» The task
Filter the entries that follow, copying every line in which the word "œuvre" appears.

» Available records
━━━
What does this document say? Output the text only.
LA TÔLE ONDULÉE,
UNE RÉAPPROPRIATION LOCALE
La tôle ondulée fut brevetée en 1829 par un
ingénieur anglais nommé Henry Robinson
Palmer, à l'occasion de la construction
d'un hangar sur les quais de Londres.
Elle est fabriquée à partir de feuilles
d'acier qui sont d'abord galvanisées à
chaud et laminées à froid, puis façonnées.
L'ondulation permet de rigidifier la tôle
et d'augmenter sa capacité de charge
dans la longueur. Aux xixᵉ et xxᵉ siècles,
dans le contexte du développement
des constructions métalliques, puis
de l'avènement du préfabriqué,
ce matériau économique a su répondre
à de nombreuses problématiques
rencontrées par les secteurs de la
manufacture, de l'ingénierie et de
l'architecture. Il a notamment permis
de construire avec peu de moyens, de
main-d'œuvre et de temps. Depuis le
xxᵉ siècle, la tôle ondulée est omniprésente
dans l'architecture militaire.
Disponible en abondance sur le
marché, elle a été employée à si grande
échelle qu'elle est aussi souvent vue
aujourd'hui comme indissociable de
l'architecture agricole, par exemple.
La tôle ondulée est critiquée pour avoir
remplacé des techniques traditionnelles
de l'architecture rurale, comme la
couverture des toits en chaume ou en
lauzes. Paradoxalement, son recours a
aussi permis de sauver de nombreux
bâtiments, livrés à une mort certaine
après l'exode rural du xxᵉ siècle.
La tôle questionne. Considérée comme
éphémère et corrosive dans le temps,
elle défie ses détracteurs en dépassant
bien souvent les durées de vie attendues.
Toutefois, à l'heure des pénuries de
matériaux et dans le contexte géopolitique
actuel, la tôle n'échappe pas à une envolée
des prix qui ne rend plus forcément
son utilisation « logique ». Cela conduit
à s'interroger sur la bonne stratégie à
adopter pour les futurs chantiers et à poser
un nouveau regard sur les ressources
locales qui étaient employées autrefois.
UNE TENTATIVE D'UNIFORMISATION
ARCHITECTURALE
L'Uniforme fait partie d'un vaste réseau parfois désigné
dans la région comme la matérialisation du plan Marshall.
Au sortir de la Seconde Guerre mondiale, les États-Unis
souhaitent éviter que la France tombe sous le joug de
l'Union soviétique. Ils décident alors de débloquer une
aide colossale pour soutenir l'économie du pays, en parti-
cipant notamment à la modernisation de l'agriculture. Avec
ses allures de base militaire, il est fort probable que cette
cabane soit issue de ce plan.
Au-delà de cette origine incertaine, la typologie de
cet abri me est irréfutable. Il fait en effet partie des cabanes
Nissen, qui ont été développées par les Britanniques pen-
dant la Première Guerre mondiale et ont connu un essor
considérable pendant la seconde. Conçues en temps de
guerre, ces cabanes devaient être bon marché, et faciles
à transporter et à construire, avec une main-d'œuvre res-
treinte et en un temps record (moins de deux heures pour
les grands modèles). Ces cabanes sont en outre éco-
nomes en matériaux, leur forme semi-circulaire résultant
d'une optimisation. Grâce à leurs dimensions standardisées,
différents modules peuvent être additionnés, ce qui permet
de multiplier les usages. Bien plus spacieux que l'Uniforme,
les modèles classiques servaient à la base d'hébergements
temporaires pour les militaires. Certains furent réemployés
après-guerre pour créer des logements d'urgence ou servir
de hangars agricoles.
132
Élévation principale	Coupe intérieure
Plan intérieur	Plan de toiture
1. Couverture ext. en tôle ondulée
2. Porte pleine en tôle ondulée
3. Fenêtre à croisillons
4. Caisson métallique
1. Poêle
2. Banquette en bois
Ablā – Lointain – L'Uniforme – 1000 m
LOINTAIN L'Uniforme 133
━━━
» Answer to the problem
main-d'œuvre et de temps. Depuis le
à transporter et à construire, avec une main-d'œuvre res-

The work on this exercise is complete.